▶ Dataset excerpts:
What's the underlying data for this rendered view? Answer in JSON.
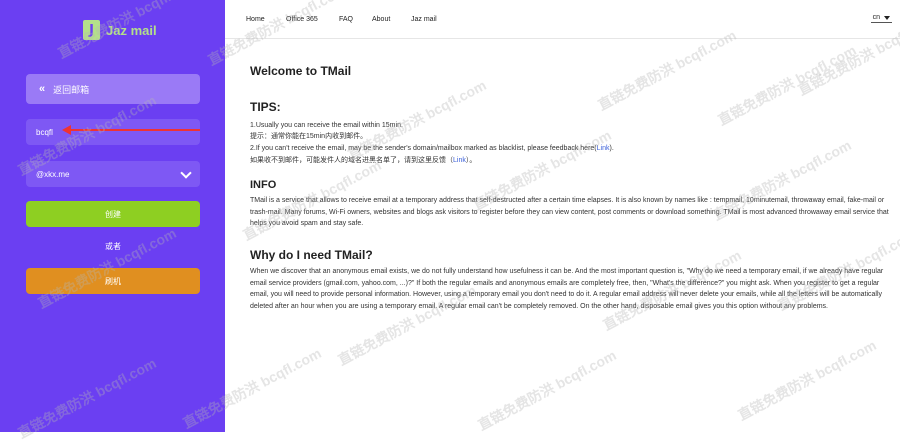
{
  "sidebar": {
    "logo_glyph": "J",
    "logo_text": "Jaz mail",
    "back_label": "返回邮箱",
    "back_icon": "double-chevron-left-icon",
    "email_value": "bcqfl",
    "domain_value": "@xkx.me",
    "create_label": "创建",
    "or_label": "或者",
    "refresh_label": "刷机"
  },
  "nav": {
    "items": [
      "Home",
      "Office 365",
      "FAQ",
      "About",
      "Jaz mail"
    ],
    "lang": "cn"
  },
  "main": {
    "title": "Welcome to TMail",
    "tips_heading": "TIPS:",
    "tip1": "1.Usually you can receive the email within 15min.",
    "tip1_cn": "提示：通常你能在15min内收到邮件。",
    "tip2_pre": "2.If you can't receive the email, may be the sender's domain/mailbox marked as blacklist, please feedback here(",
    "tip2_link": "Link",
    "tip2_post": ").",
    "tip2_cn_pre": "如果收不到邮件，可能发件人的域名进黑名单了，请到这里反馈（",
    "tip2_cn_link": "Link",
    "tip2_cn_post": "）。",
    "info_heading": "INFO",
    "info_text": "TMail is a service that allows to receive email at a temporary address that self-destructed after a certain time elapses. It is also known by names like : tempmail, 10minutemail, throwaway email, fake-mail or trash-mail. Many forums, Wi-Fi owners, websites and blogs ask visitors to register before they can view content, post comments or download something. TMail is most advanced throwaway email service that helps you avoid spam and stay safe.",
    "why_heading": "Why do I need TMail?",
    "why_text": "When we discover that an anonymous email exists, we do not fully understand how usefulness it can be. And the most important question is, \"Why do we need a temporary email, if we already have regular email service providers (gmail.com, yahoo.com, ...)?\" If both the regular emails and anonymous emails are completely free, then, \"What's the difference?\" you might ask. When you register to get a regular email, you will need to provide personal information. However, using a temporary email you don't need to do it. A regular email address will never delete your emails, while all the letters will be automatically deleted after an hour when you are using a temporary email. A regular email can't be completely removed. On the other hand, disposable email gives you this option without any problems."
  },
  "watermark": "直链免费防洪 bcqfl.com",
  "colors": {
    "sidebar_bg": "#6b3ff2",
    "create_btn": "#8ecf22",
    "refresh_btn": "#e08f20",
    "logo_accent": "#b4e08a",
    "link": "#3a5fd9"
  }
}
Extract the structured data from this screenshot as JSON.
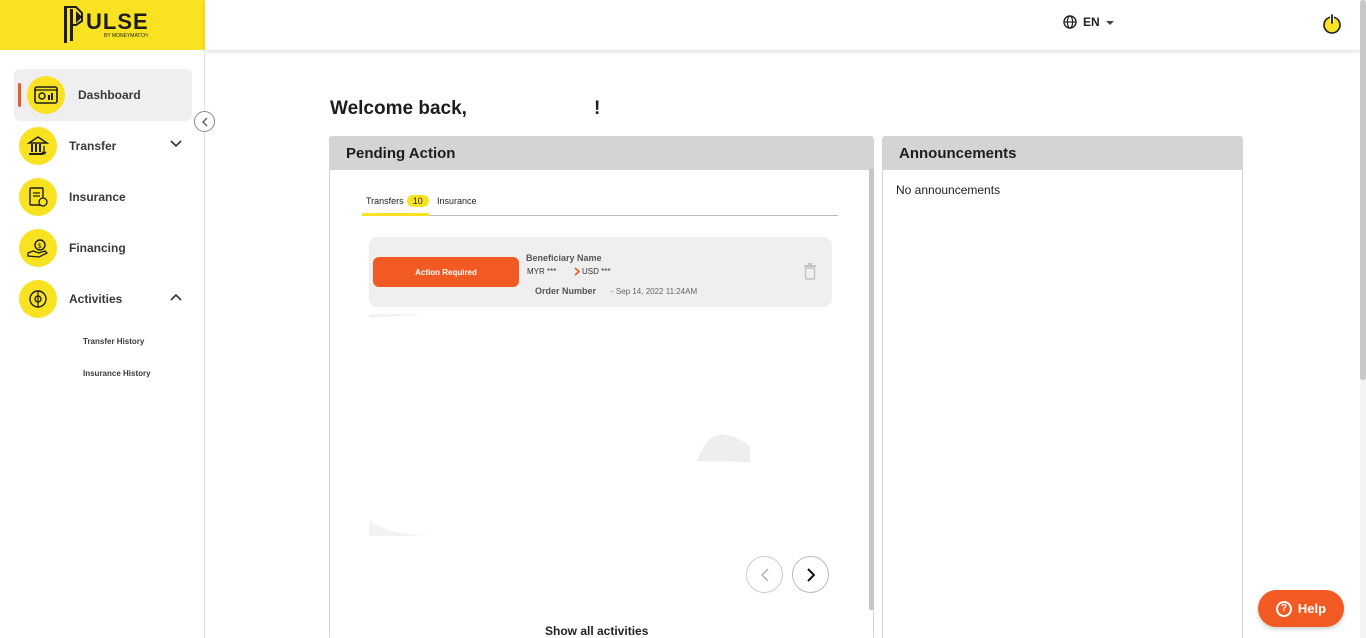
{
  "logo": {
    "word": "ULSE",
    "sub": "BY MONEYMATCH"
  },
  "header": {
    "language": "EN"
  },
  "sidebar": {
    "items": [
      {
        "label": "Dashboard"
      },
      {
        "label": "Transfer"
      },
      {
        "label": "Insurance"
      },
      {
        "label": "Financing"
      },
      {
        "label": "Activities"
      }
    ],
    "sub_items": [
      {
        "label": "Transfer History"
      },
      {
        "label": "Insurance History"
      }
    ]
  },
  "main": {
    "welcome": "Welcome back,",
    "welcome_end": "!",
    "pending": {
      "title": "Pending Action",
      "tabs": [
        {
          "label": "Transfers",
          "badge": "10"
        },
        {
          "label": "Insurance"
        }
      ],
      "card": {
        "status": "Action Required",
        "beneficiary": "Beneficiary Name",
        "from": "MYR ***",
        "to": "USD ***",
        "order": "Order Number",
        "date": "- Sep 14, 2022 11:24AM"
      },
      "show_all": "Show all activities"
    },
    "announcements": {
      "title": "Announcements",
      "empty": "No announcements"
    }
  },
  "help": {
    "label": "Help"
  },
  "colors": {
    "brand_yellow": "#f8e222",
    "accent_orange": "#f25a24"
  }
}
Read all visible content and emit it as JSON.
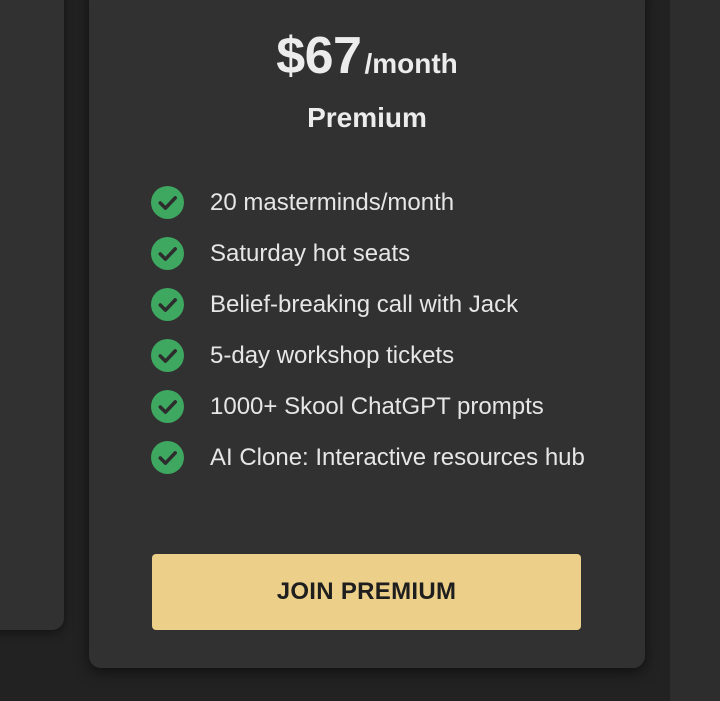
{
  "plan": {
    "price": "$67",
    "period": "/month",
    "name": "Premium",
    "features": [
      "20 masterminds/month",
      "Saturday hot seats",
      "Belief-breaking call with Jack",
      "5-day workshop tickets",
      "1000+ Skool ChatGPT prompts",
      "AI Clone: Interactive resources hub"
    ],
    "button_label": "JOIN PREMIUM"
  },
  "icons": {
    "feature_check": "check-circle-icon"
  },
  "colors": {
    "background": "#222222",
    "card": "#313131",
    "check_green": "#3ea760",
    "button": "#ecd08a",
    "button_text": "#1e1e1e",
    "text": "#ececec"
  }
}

▶ What is required:
Which lines contain the word "Action"? Copy each of them.

▶ Full response:
      "title": "Pending Action",
        "status": "Action Required",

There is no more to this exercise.